--- START ---

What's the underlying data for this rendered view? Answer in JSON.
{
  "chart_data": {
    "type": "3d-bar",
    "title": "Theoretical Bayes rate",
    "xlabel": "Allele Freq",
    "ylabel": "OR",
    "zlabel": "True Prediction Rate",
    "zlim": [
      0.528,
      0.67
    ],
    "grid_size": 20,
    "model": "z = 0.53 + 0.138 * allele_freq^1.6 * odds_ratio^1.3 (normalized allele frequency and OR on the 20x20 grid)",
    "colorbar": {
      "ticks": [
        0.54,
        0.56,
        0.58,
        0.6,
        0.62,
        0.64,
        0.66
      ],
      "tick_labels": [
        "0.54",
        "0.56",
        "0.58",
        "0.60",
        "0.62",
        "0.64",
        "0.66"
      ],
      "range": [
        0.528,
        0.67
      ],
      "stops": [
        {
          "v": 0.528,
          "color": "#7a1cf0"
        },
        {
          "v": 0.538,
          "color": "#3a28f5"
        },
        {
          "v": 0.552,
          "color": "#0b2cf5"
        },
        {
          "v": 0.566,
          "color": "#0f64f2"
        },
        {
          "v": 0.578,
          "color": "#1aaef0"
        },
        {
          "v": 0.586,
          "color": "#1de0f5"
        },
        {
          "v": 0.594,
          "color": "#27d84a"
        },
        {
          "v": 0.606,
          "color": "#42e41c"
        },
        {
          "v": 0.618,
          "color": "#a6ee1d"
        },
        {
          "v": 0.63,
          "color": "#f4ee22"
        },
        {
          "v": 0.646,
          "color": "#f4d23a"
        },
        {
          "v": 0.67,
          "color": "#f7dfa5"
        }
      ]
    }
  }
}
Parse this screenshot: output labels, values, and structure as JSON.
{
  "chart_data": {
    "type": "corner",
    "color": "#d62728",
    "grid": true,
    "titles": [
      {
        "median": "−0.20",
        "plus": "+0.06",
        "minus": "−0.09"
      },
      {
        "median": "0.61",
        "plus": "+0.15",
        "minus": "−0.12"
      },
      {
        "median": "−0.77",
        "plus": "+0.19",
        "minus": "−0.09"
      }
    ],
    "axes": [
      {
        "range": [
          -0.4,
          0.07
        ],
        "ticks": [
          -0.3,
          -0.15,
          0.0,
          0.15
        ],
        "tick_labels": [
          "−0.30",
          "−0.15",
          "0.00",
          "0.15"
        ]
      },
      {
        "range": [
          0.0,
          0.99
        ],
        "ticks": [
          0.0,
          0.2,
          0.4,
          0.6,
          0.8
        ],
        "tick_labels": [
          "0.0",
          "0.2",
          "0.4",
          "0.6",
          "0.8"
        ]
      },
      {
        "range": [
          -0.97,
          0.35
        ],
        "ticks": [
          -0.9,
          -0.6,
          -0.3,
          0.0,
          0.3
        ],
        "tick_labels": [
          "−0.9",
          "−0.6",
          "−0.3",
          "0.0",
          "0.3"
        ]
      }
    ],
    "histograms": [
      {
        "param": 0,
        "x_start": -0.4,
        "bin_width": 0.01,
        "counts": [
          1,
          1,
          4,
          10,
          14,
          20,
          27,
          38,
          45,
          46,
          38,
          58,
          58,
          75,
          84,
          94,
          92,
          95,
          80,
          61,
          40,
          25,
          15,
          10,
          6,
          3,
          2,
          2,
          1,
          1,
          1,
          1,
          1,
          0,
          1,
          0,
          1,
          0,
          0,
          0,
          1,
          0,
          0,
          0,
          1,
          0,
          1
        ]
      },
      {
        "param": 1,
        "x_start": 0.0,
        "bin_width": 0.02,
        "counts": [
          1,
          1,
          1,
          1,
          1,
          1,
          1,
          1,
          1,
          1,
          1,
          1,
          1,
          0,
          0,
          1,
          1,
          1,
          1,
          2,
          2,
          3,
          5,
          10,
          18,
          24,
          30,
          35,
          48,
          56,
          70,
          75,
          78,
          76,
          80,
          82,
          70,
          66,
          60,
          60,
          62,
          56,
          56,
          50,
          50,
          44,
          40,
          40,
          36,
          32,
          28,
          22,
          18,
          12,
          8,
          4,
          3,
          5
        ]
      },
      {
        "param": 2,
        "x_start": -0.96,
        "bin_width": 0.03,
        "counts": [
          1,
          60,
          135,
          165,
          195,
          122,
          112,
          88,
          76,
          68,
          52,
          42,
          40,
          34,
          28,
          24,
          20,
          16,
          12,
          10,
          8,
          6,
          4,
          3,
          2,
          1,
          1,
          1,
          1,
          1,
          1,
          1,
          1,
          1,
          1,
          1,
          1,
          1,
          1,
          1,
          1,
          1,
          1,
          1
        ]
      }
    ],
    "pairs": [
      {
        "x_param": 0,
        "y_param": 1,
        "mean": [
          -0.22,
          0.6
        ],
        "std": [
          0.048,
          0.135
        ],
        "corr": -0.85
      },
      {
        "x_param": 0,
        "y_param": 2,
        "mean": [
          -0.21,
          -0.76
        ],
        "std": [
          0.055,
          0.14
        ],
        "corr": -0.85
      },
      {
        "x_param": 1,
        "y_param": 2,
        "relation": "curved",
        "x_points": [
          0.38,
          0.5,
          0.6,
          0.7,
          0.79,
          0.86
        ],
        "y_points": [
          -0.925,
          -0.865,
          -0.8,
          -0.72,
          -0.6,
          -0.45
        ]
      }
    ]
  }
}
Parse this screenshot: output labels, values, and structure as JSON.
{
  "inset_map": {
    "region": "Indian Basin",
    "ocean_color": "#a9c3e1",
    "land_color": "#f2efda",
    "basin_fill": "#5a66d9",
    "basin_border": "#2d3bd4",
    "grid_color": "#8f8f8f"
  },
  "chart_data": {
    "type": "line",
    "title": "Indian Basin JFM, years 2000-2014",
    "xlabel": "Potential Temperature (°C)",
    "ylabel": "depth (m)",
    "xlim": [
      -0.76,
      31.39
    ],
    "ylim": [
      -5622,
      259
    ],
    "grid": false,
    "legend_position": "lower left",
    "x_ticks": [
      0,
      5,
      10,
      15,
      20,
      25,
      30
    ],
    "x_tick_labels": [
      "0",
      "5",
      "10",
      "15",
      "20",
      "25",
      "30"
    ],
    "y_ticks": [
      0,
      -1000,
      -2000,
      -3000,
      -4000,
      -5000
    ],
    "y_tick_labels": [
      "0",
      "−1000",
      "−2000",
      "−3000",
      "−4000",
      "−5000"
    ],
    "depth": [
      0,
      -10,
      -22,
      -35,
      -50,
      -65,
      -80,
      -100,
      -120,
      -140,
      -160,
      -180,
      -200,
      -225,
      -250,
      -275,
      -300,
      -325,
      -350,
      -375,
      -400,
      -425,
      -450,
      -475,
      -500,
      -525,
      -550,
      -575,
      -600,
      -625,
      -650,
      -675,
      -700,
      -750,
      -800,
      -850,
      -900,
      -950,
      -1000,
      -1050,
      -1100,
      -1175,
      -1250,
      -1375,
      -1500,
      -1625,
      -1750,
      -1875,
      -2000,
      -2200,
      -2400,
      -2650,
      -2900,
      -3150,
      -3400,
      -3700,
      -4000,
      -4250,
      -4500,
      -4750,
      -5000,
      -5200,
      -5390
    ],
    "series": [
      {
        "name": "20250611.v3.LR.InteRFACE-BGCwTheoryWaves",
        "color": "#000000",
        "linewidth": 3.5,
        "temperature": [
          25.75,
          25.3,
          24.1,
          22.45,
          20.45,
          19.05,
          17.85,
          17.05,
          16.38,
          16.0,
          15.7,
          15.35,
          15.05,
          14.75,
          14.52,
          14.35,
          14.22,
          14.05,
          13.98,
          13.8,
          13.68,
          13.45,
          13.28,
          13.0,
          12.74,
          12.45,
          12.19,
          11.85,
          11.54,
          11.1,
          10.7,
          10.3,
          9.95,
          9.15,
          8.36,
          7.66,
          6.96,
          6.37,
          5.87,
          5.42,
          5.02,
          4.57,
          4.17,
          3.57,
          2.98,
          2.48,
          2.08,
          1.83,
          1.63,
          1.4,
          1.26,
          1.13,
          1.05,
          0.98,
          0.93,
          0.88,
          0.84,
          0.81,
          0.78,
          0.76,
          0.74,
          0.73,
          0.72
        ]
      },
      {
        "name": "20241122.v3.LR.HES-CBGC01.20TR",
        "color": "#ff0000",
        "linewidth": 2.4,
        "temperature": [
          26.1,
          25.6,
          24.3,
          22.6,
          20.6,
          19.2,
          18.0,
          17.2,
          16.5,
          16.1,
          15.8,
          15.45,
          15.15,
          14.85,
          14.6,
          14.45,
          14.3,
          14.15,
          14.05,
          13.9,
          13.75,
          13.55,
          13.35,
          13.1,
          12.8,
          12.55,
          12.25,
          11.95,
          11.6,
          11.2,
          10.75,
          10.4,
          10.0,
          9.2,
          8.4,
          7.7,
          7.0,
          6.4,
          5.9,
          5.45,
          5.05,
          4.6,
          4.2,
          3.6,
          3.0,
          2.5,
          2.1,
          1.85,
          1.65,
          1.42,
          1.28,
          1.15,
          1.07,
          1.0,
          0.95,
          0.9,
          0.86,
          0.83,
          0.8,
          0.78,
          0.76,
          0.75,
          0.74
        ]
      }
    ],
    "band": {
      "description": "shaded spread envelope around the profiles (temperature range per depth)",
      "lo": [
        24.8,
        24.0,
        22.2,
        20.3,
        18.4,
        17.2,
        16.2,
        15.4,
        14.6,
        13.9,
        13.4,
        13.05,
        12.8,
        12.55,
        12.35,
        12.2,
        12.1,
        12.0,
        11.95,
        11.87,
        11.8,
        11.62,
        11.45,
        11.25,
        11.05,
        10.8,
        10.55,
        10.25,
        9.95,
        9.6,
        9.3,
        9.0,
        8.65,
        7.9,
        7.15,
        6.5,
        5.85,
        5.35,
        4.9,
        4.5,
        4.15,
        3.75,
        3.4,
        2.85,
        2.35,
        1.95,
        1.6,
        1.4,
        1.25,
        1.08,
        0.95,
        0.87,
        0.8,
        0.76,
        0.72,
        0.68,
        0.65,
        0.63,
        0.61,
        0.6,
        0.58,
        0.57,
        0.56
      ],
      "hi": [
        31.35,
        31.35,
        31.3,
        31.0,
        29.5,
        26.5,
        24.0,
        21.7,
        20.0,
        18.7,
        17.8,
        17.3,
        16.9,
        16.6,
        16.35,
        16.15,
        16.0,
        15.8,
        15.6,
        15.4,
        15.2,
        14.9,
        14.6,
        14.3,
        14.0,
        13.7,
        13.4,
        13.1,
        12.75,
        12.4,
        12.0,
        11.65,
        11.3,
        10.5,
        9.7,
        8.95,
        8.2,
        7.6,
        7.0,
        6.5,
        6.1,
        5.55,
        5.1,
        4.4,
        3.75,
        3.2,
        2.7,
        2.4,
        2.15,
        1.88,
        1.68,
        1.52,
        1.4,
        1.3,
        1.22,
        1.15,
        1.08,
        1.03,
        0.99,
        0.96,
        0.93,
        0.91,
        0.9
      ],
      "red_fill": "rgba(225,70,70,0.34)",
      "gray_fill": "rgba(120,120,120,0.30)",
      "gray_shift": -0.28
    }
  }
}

--- END ---

Requirement
Find all lines holding the string "rgba" and copy them.

Result of the task
      "red_fill": "rgba(225,70,70,0.34)",
      "gray_fill": "rgba(120,120,120,0.30)",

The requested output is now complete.